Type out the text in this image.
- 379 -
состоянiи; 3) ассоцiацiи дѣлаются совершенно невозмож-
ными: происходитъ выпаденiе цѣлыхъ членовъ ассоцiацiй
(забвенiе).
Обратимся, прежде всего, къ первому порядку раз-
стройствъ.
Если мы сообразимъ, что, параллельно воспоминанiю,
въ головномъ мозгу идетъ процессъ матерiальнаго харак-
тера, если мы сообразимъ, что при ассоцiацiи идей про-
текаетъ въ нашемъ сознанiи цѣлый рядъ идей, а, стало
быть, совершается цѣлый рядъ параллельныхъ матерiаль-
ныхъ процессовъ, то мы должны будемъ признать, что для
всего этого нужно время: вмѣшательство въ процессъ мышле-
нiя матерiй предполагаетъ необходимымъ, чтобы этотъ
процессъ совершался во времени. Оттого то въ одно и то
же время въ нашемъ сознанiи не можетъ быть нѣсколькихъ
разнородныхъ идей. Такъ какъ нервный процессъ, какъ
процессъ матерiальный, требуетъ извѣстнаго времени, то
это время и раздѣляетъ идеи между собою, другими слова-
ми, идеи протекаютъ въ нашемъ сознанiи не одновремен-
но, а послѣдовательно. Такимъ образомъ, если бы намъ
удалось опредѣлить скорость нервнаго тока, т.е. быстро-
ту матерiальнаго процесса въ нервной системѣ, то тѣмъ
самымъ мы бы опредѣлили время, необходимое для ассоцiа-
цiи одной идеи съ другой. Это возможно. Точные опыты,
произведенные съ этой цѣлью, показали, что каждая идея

**WHAT THIS TASK INVOLVES**
Copy every line of the material in which the word "сообразимъ" occurs.

**EXERCISE RESULT**
Если мы сообразимъ, что, параллельно воспоминанiю,
тера, если мы сообразимъ, что при ассоцiацiи идей про-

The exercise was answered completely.